Pick out each line with the word "DRIVE" from the material that follows.

(Collection entries)
☆ ☆ ☆ ☆

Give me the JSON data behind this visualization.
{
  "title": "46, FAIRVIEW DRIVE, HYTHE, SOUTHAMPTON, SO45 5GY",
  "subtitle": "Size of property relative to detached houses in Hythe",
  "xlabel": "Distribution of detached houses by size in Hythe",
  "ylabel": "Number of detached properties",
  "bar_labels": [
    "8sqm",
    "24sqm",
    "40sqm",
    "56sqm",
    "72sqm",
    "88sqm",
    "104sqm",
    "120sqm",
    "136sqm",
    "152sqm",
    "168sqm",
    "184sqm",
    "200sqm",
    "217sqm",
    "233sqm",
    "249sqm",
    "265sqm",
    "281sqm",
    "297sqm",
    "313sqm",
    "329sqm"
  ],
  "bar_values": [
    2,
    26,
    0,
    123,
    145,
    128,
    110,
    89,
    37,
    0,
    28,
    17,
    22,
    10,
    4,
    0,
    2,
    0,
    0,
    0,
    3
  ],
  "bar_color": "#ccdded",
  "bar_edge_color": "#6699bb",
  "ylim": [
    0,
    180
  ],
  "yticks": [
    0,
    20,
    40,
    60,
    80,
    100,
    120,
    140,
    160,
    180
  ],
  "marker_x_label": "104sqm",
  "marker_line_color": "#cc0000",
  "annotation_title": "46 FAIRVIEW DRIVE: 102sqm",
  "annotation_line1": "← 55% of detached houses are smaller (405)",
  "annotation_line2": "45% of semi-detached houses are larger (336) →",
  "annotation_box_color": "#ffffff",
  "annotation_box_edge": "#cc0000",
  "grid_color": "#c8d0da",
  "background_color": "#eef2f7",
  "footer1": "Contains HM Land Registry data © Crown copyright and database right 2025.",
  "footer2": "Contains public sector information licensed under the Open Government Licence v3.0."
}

☆ ☆ ☆ ☆

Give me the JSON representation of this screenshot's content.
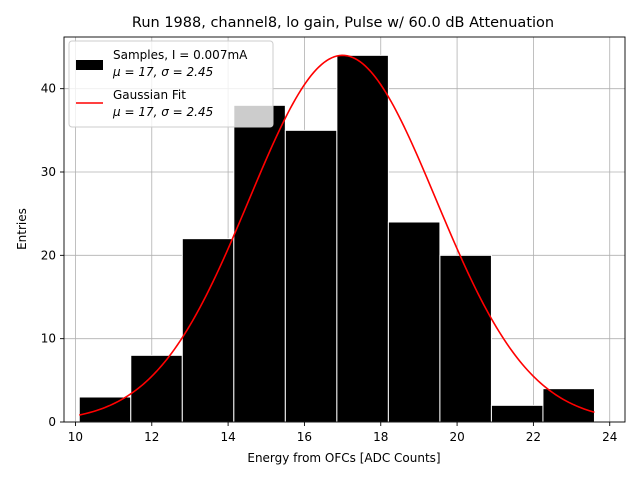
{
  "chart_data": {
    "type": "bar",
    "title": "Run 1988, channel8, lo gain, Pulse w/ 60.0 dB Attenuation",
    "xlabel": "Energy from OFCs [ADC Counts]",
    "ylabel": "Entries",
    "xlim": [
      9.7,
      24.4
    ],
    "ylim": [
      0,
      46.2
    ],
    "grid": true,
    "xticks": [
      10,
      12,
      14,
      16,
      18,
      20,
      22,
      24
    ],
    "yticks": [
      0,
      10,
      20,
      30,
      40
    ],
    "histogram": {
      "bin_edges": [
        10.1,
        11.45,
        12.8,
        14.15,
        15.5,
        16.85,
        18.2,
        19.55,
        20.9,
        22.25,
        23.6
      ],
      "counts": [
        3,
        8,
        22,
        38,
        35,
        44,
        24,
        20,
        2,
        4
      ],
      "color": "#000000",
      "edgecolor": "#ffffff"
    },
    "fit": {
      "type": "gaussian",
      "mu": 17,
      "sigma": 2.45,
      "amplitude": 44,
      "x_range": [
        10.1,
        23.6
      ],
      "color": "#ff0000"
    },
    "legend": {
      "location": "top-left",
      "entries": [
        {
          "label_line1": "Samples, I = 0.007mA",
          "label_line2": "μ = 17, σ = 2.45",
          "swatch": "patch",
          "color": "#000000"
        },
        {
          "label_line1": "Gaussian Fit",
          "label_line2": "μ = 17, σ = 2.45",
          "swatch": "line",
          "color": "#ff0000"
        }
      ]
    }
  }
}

☆ ☆ ☆ ☆

Response to this exercise:
  "title": "46, FAIRVIEW DRIVE, HYTHE, SOUTHAMPTON, SO45 5GY",
  "annotation_title": "46 FAIRVIEW DRIVE: 102sqm",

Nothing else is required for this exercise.